Data entries:

··········

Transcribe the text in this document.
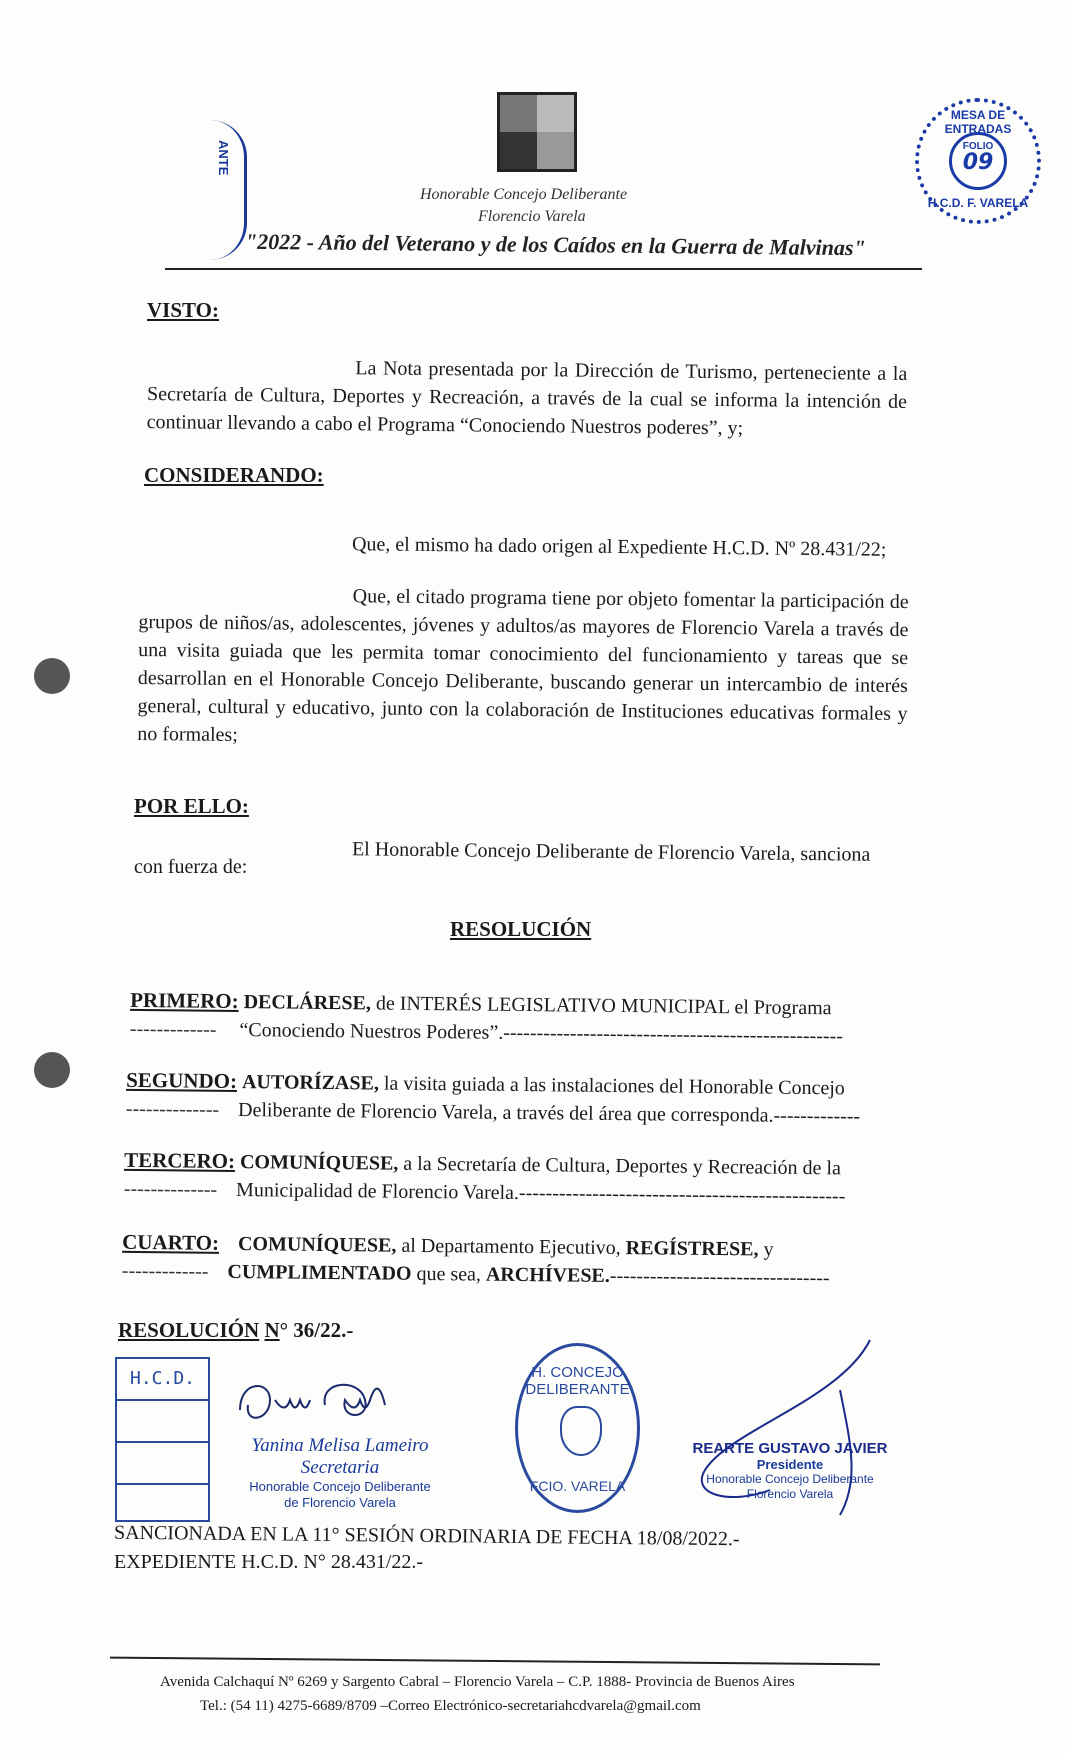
ANTE
Honorable Concejo Deliberante
Florencio Varela
"2022 - Año del Veterano y de los Caídos en la Guerra de Malvinas"
MESA DE ENTRADAS
FOLIO
09
H.C.D. F. VARELA
VISTO:
La Nota presentada por la Dirección de Turismo, perteneciente a la Secretaría de Cultura, Deportes y Recreación, a través de la cual se informa la intención de continuar llevando a cabo el Programa “Conociendo Nuestros poderes”, y;
CONSIDERANDO:
Que, el mismo ha dado origen al Expediente H.C.D. Nº 28.431/22;
Que, el citado programa tiene por objeto fomentar la participación de grupos de niños/as, adolescentes, jóvenes y adultos/as mayores de Florencio Varela a través de una visita guiada que les permita tomar conocimiento del funcionamiento y tareas que se desarrollan en el Honorable Concejo Deliberante, buscando generar un intercambio de interés general, cultural y educativo, junto con la colaboración de Instituciones educativas formales y no formales;
POR ELLO:
El Honorable Concejo Deliberante de Florencio Varela, sanciona
con fuerza de:
RESOLUCIÓN
PRIMERO: DECLÁRESE, de INTERÉS LEGISLATIVO MUNICIPAL el Programa
------------- “Conociendo Nuestros Poderes”.---------------------------------------------------
SEGUNDO: AUTORÍZASE, la visita guiada a las instalaciones del Honorable Concejo
-------------- Deliberante de Florencio Varela, a través del área que corresponda.-------------
TERCERO: COMUNÍQUESE, a la Secretaría de Cultura, Deportes y Recreación de la
-------------- Municipalidad de Florencio Varela.-------------------------------------------------
CUARTO: COMUNÍQUESE, al Departamento Ejecutivo, REGÍSTRESE, y
------------- CUMPLIMENTADO que sea, ARCHÍVESE.---------------------------------
RESOLUCIÓN N° 36/22.-
H.C.D.
Yanina Melisa Lameiro
Secretaria
Honorable Concejo Deliberante
de Florencio Varela
H. CONCEJO DELIBERANTE
FCIO. VARELA
REARTE GUSTAVO JAVIER
Presidente
Honorable Concejo Deliberante
Florencio Varela
SANCIONADA EN LA 11° SESIÓN ORDINARIA DE FECHA 18/08/2022.-
EXPEDIENTE H.C.D. N° 28.431/22.-
Avenida Calchaquí Nº 6269 y Sargento Cabral – Florencio Varela – C.P. 1888- Provincia de Buenos Aires
Tel.: (54 11) 4275-6689/8709 –Correo Electrónico-secretariahcdvarela@gmail.com
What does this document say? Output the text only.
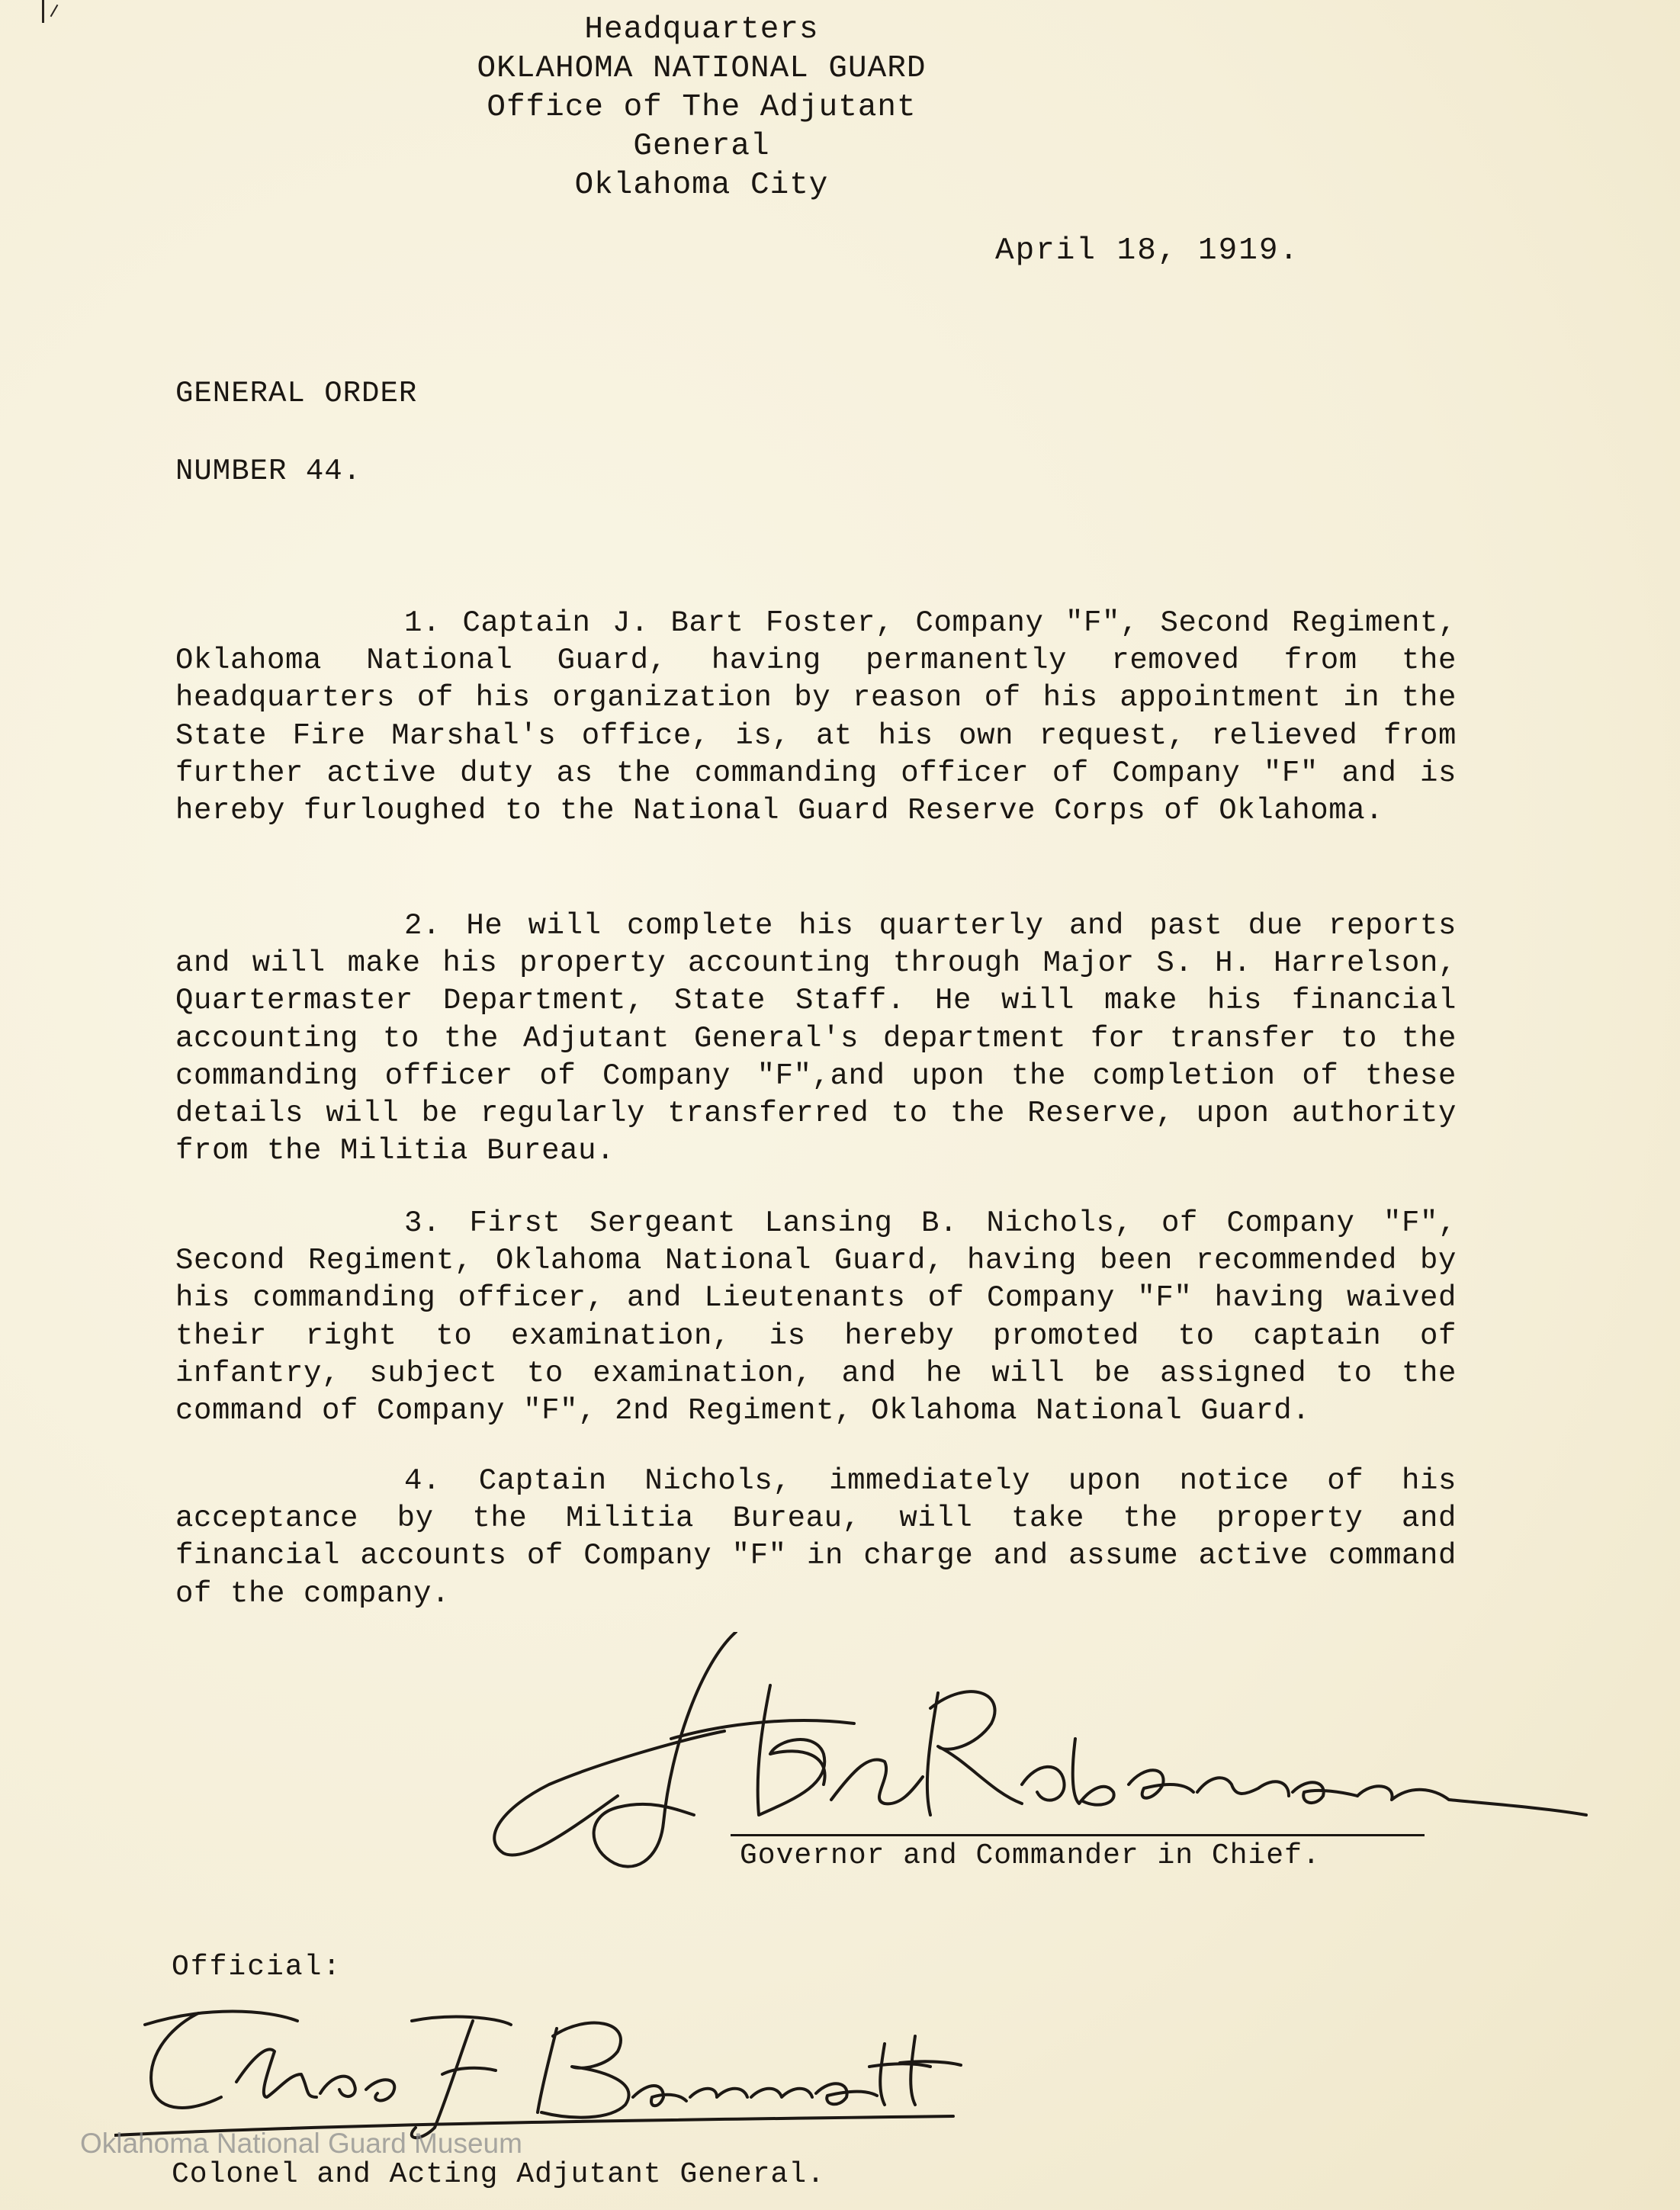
Headquarters
OKLAHOMA NATIONAL GUARD
Office of The Adjutant General
Oklahoma City
April 18, 1919.
GENERAL ORDER
NUMBER 44.

1. Captain J. Bart Foster, Company "F", Second Regiment, Oklahoma National Guard, having permanently removed from the headquarters of his organization by reason of his appointment in the State Fire Marshal's office, is, at his own request, relieved from further active duty as the commanding officer of Company "F" and is hereby furloughed to the National Guard Reserve Corps of Oklahoma.

2. He will complete his quarterly and past due reports and will make his property accounting through Major S. H. Harrelson, Quartermaster Department, State Staff. He will make his financial accounting to the Adjutant General's department for transfer to the commanding officer of Company "F",and upon the completion of these details will be regularly transferred to the Reserve, upon authority from the Militia Bureau.

3. First Sergeant Lansing B. Nichols, of Company "F", Second Regiment, Oklahoma National Guard, having been recommended by his commanding officer, and Lieutenants of Company "F" having waived their right to examination, is hereby promoted to captain of infantry, subject to examination, and he will be assigned to the command of Company "F", 2nd Regiment, Oklahoma National Guard.

4. Captain Nichols, immediately upon notice of his acceptance by the Militia Bureau, will take the property and financial accounts of Company "F" in charge and assume active command of the company.

Governor and Commander in Chief.
Official:
Oklahoma National Guard Museum
Colonel and Acting Adjutant General.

··········

- WHAT THE TASK REQUIRES:
Omit the pictures and reproduce the listing exactly.

- CORRECT RESULT:
Transcribe the text in this document.
ANTE
Honorable Concejo Deliberante
Florencio Varela
"2022 - Año del Veterano y de los Caídos en la Guerra de Malvinas"
MESA DE ENTRADAS
FOLIO
09
H.C.D. F. VARELA
VISTO:
La Nota presentada por la Dirección de Turismo, perteneciente a la Secretaría de Cultura, Deportes y Recreación, a través de la cual se informa la intención de continuar llevando a cabo el Programa “Conociendo Nuestros poderes”, y;
CONSIDERANDO:
Que, el mismo ha dado origen al Expediente H.C.D. Nº 28.431/22;
Que, el citado programa tiene por objeto fomentar la participación de grupos de niños/as, adolescentes, jóvenes y adultos/as mayores de Florencio Varela a través de una visita guiada que les permita tomar conocimiento del funcionamiento y tareas que se desarrollan en el Honorable Concejo Deliberante, buscando generar un intercambio de interés general, cultural y educativo, junto con la colaboración de Instituciones educativas formales y no formales;
POR ELLO:
El Honorable Concejo Deliberante de Florencio Varela, sanciona
con fuerza de:
RESOLUCIÓN
PRIMERO: DECLÁRESE, de INTERÉS LEGISLATIVO MUNICIPAL el Programa
------------- “Conociendo Nuestros Poderes”.---------------------------------------------------
SEGUNDO: AUTORÍZASE, la visita guiada a las instalaciones del Honorable Concejo
-------------- Deliberante de Florencio Varela, a través del área que corresponda.-------------
TERCERO: COMUNÍQUESE, a la Secretaría de Cultura, Deportes y Recreación de la
-------------- Municipalidad de Florencio Varela.-------------------------------------------------
CUARTO: COMUNÍQUESE, al Departamento Ejecutivo, REGÍSTRESE, y
------------- CUMPLIMENTADO que sea, ARCHÍVESE.---------------------------------
RESOLUCIÓN N° 36/22.-
H.C.D.
Yanina Melisa Lameiro
Secretaria
Honorable Concejo Deliberante
de Florencio Varela
H. CONCEJO DELIBERANTE
FCIO. VARELA
REARTE GUSTAVO JAVIER
Presidente
Honorable Concejo Deliberante
Florencio Varela
SANCIONADA EN LA 11° SESIÓN ORDINARIA DE FECHA 18/08/2022.-
EXPEDIENTE H.C.D. N° 28.431/22.-
Avenida Calchaquí Nº 6269 y Sargento Cabral – Florencio Varela – C.P. 1888- Provincia de Buenos Aires
Tel.: (54 11) 4275-6689/8709 –Correo Electrónico-secretariahcdvarela@gmail.com
What does this document say? Output the text only.
Headquarters
OKLAHOMA NATIONAL GUARD
Office of The Adjutant General
Oklahoma City
April 18, 1919.
GENERAL ORDER
NUMBER 44.

1. Captain J. Bart Foster, Company "F", Second Regiment, Oklahoma National Guard, having permanently removed from the headquarters of his organization by reason of his appointment in the State Fire Marshal's office, is, at his own request, relieved from further active duty as the commanding officer of Company "F" and is hereby furloughed to the National Guard Reserve Corps of Oklahoma.

2. He will complete his quarterly and past due reports and will make his property accounting through Major S. H. Harrelson, Quartermaster Department, State Staff. He will make his financial accounting to the Adjutant General's department for transfer to the commanding officer of Company "F",and upon the completion of these details will be regularly transferred to the Reserve, upon authority from the Militia Bureau.

3. First Sergeant Lansing B. Nichols, of Company "F", Second Regiment, Oklahoma National Guard, having been recommended by his commanding officer, and Lieutenants of Company "F" having waived their right to examination, is hereby promoted to captain of infantry, subject to examination, and he will be assigned to the command of Company "F", 2nd Regiment, Oklahoma National Guard.

4. Captain Nichols, immediately upon notice of his acceptance by the Militia Bureau, will take the property and financial accounts of Company "F" in charge and assume active command of the company.

Governor and Commander in Chief.
Official:
Oklahoma National Guard Museum
Colonel and Acting Adjutant General.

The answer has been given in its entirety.